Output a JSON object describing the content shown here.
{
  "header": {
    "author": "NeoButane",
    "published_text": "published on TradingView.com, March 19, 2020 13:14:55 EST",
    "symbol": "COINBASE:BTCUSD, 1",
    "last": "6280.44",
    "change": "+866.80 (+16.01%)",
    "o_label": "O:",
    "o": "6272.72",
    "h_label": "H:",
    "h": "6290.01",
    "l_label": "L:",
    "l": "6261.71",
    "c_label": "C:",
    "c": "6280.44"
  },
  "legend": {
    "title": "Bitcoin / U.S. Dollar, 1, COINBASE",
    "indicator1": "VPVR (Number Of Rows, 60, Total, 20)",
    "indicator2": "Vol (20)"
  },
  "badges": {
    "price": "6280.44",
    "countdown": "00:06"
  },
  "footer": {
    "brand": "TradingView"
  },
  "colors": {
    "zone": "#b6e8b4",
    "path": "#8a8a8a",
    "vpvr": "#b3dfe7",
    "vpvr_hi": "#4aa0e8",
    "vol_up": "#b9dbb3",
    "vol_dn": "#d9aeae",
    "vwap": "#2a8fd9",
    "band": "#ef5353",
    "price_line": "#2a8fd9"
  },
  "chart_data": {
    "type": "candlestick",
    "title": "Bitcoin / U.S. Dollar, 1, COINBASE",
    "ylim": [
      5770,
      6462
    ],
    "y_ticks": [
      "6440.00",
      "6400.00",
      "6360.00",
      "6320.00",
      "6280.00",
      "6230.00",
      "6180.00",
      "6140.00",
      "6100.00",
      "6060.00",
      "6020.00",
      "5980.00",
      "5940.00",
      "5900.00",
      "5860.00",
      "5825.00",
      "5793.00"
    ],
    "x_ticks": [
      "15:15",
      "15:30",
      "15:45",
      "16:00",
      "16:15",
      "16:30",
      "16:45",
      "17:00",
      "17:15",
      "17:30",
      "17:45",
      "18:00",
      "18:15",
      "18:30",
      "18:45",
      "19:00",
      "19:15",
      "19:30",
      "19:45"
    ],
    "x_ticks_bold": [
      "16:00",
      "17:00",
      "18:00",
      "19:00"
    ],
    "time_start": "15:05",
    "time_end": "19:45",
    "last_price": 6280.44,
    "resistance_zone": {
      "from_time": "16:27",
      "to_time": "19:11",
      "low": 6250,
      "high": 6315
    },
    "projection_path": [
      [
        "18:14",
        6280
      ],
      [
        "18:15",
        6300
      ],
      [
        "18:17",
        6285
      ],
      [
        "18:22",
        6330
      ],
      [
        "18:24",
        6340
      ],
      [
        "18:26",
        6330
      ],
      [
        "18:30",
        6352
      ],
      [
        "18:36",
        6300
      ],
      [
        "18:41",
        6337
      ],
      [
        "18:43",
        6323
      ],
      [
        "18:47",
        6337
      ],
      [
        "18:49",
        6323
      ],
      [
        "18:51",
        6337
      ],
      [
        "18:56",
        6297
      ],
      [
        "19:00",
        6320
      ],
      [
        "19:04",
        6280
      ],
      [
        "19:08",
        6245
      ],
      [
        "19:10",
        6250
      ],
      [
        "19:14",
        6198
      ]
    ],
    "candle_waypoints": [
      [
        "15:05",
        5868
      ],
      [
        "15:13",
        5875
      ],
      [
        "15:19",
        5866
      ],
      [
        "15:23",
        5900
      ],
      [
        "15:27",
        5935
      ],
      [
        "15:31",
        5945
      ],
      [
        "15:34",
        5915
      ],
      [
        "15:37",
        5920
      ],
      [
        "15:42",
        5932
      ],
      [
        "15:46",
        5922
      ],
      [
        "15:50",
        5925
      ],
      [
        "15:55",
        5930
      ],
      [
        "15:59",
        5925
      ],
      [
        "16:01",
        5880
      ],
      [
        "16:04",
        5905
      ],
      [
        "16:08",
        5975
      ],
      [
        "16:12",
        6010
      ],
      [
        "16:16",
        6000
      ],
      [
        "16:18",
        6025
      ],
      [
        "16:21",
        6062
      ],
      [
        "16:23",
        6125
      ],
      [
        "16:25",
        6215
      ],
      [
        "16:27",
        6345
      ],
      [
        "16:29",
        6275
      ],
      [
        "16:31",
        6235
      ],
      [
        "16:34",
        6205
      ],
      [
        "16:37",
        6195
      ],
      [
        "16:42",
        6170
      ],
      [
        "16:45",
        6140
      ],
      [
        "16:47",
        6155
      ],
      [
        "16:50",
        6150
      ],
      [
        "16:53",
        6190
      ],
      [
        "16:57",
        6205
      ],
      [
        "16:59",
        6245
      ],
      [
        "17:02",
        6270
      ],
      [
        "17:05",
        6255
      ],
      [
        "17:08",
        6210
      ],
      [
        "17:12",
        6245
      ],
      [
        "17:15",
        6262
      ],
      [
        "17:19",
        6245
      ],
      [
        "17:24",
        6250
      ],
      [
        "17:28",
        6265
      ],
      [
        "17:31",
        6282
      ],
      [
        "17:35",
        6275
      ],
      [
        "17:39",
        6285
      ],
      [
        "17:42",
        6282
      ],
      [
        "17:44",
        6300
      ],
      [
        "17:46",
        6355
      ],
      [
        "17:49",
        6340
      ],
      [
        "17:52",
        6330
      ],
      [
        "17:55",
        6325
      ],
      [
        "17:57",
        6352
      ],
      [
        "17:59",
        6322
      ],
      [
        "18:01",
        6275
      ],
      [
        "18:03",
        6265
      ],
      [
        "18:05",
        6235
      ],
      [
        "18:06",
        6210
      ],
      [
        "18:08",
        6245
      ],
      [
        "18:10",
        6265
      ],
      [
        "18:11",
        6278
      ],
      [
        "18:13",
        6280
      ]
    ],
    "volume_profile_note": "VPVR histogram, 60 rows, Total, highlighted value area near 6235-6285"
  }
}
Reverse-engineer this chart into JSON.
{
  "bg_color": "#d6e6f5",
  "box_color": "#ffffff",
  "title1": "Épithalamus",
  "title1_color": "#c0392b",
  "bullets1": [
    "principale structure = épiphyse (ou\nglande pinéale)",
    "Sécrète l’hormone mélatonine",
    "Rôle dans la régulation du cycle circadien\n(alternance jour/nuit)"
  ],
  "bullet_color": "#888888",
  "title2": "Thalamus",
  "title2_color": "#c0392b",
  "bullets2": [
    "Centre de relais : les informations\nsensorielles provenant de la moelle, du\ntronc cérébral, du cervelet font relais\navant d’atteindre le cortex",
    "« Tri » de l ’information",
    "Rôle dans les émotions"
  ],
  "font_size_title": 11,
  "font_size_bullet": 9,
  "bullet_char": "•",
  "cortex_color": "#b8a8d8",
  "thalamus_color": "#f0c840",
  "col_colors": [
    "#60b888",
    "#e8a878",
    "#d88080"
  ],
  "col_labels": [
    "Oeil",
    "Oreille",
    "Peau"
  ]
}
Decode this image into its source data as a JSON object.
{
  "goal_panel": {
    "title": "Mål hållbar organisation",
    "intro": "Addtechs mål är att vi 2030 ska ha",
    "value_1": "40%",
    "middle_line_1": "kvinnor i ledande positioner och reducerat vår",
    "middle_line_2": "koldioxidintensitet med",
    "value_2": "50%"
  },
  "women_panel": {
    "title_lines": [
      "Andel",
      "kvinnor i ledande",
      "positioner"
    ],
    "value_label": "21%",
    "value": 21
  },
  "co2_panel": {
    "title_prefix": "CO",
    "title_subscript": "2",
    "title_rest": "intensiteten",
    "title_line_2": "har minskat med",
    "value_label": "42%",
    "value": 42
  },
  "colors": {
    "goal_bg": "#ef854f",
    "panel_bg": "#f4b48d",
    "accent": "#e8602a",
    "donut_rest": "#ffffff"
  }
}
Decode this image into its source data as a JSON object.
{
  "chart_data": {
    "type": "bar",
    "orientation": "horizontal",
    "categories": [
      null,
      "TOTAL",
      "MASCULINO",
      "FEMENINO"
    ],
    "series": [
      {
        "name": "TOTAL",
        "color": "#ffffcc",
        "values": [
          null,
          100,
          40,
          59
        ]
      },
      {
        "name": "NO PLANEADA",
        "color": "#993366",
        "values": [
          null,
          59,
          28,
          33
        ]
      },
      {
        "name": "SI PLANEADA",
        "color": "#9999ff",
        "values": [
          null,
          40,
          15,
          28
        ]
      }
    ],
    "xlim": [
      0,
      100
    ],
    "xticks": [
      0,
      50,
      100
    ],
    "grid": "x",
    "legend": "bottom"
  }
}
■ ■ ■ ■ ■ ■ ■
THE EXERCISE
Look through the entries and find each line that has the string "ledande". Copy those lines.

ANSWER BELOW
    "middle_line_1": "kvinnor i ledande positioner och reducerat vår",
      "kvinnor i ledande",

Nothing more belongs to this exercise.